__Records to use__.
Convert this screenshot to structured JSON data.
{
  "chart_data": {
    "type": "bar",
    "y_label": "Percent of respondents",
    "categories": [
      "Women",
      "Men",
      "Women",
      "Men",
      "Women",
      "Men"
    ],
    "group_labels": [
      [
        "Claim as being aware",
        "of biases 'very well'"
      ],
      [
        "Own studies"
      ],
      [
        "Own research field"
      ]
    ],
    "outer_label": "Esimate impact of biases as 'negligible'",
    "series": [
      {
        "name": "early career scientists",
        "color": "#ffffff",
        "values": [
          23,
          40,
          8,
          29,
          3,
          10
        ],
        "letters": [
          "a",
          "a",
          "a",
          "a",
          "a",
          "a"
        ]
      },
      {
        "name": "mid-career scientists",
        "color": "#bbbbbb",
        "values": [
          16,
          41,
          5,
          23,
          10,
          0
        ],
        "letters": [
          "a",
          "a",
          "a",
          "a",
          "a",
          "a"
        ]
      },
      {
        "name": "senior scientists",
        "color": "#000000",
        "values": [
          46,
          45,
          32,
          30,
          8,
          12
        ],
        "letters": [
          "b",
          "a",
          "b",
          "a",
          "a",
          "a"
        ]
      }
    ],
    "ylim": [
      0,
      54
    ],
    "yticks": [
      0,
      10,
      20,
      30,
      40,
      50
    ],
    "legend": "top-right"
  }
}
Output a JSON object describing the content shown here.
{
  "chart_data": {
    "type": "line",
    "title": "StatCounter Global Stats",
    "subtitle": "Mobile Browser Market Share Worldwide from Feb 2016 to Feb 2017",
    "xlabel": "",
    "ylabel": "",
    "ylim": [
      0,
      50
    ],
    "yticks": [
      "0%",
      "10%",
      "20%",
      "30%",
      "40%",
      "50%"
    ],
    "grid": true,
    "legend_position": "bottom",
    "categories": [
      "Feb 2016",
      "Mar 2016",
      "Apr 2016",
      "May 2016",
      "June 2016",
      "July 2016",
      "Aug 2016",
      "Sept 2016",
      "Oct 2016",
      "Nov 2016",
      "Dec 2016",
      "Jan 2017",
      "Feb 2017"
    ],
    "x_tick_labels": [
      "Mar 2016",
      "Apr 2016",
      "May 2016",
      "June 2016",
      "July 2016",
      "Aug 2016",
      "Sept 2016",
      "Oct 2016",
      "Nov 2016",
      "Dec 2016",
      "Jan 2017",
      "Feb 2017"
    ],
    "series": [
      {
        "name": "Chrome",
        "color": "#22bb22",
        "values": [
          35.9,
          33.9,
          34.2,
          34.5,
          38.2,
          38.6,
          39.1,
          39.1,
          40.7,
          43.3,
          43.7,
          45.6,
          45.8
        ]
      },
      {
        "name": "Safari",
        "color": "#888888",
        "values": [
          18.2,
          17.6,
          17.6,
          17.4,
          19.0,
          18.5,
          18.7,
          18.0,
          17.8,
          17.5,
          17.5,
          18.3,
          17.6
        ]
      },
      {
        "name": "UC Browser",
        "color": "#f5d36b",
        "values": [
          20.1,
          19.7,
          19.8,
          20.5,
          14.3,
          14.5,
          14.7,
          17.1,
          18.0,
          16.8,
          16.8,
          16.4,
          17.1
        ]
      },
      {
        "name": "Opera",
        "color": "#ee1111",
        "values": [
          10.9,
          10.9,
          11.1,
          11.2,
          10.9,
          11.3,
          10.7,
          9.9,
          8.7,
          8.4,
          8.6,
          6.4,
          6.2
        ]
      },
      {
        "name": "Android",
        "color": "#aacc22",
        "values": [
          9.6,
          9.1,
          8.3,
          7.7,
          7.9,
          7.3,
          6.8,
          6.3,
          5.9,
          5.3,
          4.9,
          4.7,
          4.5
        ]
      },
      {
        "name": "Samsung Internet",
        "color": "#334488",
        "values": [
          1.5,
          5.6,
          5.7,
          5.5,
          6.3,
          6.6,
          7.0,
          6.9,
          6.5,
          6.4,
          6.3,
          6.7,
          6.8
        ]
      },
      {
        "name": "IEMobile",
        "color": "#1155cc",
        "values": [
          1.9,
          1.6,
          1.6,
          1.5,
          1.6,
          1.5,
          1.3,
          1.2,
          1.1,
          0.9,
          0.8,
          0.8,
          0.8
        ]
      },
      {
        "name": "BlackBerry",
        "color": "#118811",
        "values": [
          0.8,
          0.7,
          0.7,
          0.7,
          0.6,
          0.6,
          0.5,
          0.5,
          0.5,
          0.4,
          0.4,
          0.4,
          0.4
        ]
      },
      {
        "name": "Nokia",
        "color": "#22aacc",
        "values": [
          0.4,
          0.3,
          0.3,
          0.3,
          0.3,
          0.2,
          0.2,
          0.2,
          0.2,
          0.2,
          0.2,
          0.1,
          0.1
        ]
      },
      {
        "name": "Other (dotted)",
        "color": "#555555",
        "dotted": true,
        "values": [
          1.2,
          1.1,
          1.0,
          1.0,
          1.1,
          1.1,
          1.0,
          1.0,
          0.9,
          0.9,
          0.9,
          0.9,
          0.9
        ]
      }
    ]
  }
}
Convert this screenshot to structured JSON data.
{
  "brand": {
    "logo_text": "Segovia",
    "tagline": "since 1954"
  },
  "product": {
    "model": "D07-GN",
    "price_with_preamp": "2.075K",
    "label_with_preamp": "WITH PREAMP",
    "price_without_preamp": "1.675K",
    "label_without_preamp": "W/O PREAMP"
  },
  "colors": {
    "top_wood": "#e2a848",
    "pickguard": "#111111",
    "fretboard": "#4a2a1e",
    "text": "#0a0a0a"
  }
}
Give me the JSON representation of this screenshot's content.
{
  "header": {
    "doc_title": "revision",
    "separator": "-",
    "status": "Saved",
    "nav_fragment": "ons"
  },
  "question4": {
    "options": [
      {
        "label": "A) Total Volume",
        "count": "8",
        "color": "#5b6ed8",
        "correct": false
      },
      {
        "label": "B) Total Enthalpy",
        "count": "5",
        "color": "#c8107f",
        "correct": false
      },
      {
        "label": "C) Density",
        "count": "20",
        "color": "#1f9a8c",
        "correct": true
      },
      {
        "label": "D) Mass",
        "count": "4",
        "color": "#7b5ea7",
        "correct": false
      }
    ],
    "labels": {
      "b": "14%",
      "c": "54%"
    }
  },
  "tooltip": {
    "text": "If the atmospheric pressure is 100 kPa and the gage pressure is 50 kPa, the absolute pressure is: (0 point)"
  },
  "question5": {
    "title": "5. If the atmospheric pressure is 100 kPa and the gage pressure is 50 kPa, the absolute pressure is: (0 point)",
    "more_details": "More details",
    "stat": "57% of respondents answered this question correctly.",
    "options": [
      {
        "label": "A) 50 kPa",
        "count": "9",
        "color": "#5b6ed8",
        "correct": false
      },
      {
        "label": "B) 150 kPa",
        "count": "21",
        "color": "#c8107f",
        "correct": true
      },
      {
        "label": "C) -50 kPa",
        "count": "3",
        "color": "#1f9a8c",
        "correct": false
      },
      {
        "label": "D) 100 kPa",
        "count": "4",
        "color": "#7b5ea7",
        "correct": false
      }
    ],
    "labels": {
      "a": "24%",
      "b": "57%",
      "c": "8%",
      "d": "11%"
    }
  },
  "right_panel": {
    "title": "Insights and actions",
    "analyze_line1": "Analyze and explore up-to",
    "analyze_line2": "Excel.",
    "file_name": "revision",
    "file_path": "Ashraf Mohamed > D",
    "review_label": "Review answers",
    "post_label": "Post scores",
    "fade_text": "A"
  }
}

__What you are asked to do__.
Scan the data above and copy every line with "gage" in it.

__Output below__.
    "text": "If the atmospheric pressure is 100 kPa and the gage pressure is 50 kPa, the absolute pressure is: (0 point)"
    "title": "5. If the atmospheric pressure is 100 kPa and the gage pressure is 50 kPa, the absolute pressure is: (0 point)",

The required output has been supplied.